TASK DESCRIPTION:
Please extract every line below and repeat each one without any change.

[Layout region records]
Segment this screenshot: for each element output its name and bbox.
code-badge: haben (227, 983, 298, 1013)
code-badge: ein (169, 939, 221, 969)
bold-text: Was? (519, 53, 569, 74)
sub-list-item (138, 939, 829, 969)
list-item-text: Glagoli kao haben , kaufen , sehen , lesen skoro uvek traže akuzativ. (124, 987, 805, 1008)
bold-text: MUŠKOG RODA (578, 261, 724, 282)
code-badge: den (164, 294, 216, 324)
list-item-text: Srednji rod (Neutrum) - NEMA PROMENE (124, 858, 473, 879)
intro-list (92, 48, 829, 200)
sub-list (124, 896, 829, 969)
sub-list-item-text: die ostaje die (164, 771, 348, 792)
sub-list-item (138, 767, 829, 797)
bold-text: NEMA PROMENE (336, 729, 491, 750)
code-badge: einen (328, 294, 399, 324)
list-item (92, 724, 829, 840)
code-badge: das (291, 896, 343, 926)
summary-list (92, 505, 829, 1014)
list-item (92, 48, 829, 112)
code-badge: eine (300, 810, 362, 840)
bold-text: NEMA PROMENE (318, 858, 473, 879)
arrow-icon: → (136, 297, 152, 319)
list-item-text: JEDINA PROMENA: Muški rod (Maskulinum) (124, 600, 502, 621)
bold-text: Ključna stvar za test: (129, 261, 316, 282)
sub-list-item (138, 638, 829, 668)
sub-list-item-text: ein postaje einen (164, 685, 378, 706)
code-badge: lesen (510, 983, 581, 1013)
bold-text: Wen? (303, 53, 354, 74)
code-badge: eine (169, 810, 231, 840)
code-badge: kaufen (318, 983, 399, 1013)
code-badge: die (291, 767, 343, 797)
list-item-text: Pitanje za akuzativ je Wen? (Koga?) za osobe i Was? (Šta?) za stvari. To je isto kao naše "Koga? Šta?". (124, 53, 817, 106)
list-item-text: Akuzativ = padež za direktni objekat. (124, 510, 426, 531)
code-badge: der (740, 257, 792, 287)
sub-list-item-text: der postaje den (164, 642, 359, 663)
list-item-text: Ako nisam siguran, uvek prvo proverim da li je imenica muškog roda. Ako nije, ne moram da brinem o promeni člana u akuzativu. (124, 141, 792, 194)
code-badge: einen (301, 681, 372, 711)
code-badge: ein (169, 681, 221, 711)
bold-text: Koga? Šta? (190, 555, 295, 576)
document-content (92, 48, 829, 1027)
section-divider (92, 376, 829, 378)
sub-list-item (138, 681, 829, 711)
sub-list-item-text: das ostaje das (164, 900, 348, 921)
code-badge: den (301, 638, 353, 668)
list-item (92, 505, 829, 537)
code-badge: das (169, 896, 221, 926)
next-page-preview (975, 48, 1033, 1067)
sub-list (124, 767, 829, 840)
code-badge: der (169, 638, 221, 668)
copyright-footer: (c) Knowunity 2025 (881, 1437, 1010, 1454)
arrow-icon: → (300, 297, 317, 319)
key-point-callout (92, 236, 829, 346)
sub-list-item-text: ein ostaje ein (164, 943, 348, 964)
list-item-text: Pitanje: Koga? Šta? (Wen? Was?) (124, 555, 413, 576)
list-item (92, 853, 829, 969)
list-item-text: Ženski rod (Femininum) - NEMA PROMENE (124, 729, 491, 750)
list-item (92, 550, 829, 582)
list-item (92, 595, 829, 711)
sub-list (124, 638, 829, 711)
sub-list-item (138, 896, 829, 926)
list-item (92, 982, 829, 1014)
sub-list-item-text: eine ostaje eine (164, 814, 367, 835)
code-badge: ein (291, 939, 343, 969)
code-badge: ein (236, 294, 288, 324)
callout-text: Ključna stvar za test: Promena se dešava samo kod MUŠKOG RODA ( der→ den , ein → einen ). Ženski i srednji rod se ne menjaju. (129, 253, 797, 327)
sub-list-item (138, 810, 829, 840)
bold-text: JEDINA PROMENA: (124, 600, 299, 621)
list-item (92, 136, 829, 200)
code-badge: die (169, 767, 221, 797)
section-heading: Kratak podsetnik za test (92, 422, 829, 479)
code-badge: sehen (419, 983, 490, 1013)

SOLUTION FOR THIS TASK:
Segment this screenshot: for each element output its name and bbox.
code-badge: haben (227, 983, 298, 1013)
code-badge: ein (169, 939, 221, 969)
bold-text: Was? (519, 53, 569, 74)
sub-list-item (138, 939, 829, 969)
list-item-text: Glagoli kao haben , kaufen , sehen , lesen skoro uvek traže akuzativ. (124, 987, 805, 1008)
bold-text: MUŠKOG RODA (578, 261, 724, 282)
code-badge: den (164, 294, 216, 324)
list-item-text: Srednji rod (Neutrum) - NEMA PROMENE (124, 858, 473, 879)
intro-list (92, 48, 829, 200)
sub-list (124, 896, 829, 969)
sub-list-item-text: die ostaje die (164, 771, 348, 792)
sub-list-item (138, 767, 829, 797)
bold-text: NEMA PROMENE (336, 729, 491, 750)
code-badge: einen (328, 294, 399, 324)
list-item (92, 724, 829, 840)
code-badge: das (291, 896, 343, 926)
summary-list (92, 505, 829, 1014)
list-item (92, 48, 829, 112)
code-badge: eine (300, 810, 362, 840)
bold-text: NEMA PROMENE (318, 858, 473, 879)
arrow-icon: → (136, 297, 152, 319)
list-item-text: JEDINA PROMENA: Muški rod (Maskulinum) (124, 600, 502, 621)
bold-text: Ključna stvar za test: (129, 261, 316, 282)
sub-list-item (138, 638, 829, 668)
sub-list-item-text: ein postaje einen (164, 685, 378, 706)
code-badge: lesen (510, 983, 581, 1013)
bold-text: Wen? (303, 53, 354, 74)
code-badge: eine (169, 810, 231, 840)
code-badge: kaufen (318, 983, 399, 1013)
code-badge: die (291, 767, 343, 797)
list-item-text: Pitanje za akuzativ je Wen? (Koga?) za osobe i Was? (Šta?) za stvari. To je isto kao naše "Koga? Šta?". (124, 53, 817, 106)
list-item-text: Akuzativ = padež za direktni objekat. (124, 510, 426, 531)
code-badge: der (740, 257, 792, 287)
sub-list-item-text: der postaje den (164, 642, 359, 663)
list-item-text: Ako nisam siguran, uvek prvo proverim da li je imenica muškog roda. Ako nije, ne moram da brinem o promeni člana u akuzativu. (124, 141, 792, 194)
code-badge: einen (301, 681, 372, 711)
code-badge: ein (169, 681, 221, 711)
bold-text: Koga? Šta? (190, 555, 295, 576)
document-content (92, 48, 829, 1027)
section-divider (92, 376, 829, 378)
sub-list-item (138, 681, 829, 711)
sub-list-item-text: das ostaje das (164, 900, 348, 921)
code-badge: den (301, 638, 353, 668)
list-item (92, 505, 829, 537)
code-badge: das (169, 896, 221, 926)
next-page-preview (975, 48, 1033, 1067)
sub-list (124, 767, 829, 840)
code-badge: der (169, 638, 221, 668)
copyright-footer: (c) Knowunity 2025 (881, 1437, 1010, 1454)
arrow-icon: → (300, 297, 317, 319)
key-point-callout (92, 236, 829, 346)
sub-list-item-text: ein ostaje ein (164, 943, 348, 964)
list-item-text: Pitanje: Koga? Šta? (Wen? Was?) (124, 555, 413, 576)
list-item (92, 853, 829, 969)
list-item-text: Ženski rod (Femininum) - NEMA PROMENE (124, 729, 491, 750)
list-item (92, 550, 829, 582)
list-item (92, 595, 829, 711)
sub-list (124, 638, 829, 711)
sub-list-item (138, 896, 829, 926)
list-item (92, 982, 829, 1014)
sub-list-item-text: eine ostaje eine (164, 814, 367, 835)
code-badge: ein (291, 939, 343, 969)
code-badge: ein (236, 294, 288, 324)
callout-text: Ključna stvar za test: Promena se dešava samo kod MUŠKOG RODA ( der→ den , ein → einen ). Ženski i srednji rod se ne menjaju. (129, 253, 797, 327)
sub-list-item (138, 810, 829, 840)
bold-text: JEDINA PROMENA: (124, 600, 299, 621)
list-item (92, 136, 829, 200)
code-badge: die (169, 767, 221, 797)
section-heading: Kratak podsetnik za test (92, 422, 829, 479)
code-badge: sehen (419, 983, 490, 1013)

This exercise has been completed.